#### Dataset extract ####

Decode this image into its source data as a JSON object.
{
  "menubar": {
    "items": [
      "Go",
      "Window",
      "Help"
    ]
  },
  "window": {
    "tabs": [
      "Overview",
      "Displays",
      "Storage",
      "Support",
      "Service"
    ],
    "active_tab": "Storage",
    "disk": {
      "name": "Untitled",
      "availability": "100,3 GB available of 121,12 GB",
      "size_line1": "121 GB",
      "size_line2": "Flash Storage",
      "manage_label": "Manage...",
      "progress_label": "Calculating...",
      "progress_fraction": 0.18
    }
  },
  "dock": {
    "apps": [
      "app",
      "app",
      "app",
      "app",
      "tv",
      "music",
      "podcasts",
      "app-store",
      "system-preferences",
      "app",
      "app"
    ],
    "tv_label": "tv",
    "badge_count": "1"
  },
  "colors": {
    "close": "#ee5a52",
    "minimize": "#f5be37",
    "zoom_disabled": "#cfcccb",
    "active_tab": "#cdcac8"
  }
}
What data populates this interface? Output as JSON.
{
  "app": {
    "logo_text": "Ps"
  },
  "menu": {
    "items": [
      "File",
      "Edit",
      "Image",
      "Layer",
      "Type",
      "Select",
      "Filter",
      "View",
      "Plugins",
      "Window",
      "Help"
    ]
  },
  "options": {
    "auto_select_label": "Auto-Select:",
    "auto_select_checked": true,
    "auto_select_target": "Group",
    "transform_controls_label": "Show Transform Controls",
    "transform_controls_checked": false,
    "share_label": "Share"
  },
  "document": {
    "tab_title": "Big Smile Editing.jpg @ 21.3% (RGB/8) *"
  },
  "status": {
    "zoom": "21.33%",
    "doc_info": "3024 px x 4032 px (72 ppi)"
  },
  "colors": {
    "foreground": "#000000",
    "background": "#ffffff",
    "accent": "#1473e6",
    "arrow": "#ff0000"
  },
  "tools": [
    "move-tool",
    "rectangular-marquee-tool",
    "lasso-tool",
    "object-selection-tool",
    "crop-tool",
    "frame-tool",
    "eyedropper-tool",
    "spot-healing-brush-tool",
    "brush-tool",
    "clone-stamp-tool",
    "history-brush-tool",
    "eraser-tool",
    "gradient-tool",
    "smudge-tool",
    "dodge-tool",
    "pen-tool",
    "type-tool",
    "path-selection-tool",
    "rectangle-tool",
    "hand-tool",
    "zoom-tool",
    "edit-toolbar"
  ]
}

####

- Short task: All of the entries must be written out exactly as they stand.

- Output below:
Decode this image into its source data as a JSON object.
{
  "menubar": {
    "items": [
      "Go",
      "Window",
      "Help"
    ]
  },
  "window": {
    "tabs": [
      "Overview",
      "Displays",
      "Storage",
      "Support",
      "Service"
    ],
    "active_tab": "Storage",
    "disk": {
      "name": "Untitled",
      "availability": "100,3 GB available of 121,12 GB",
      "size_line1": "121 GB",
      "size_line2": "Flash Storage",
      "manage_label": "Manage...",
      "progress_label": "Calculating...",
      "progress_fraction": 0.18
    }
  },
  "dock": {
    "apps": [
      "app",
      "app",
      "app",
      "app",
      "tv",
      "music",
      "podcasts",
      "app-store",
      "system-preferences",
      "app",
      "app"
    ],
    "tv_label": "tv",
    "badge_count": "1"
  },
  "colors": {
    "close": "#ee5a52",
    "minimize": "#f5be37",
    "zoom_disabled": "#cfcccb",
    "active_tab": "#cdcac8"
  }
}
What data populates this interface? Output as JSON.
{
  "app": {
    "logo_text": "Ps"
  },
  "menu": {
    "items": [
      "File",
      "Edit",
      "Image",
      "Layer",
      "Type",
      "Select",
      "Filter",
      "View",
      "Plugins",
      "Window",
      "Help"
    ]
  },
  "options": {
    "auto_select_label": "Auto-Select:",
    "auto_select_checked": true,
    "auto_select_target": "Group",
    "transform_controls_label": "Show Transform Controls",
    "transform_controls_checked": false,
    "share_label": "Share"
  },
  "document": {
    "tab_title": "Big Smile Editing.jpg @ 21.3% (RGB/8) *"
  },
  "status": {
    "zoom": "21.33%",
    "doc_info": "3024 px x 4032 px (72 ppi)"
  },
  "colors": {
    "foreground": "#000000",
    "background": "#ffffff",
    "accent": "#1473e6",
    "arrow": "#ff0000"
  },
  "tools": [
    "move-tool",
    "rectangular-marquee-tool",
    "lasso-tool",
    "object-selection-tool",
    "crop-tool",
    "frame-tool",
    "eyedropper-tool",
    "spot-healing-brush-tool",
    "brush-tool",
    "clone-stamp-tool",
    "history-brush-tool",
    "eraser-tool",
    "gradient-tool",
    "smudge-tool",
    "dodge-tool",
    "pen-tool",
    "type-tool",
    "path-selection-tool",
    "rectangle-tool",
    "hand-tool",
    "zoom-tool",
    "edit-toolbar"
  ]
}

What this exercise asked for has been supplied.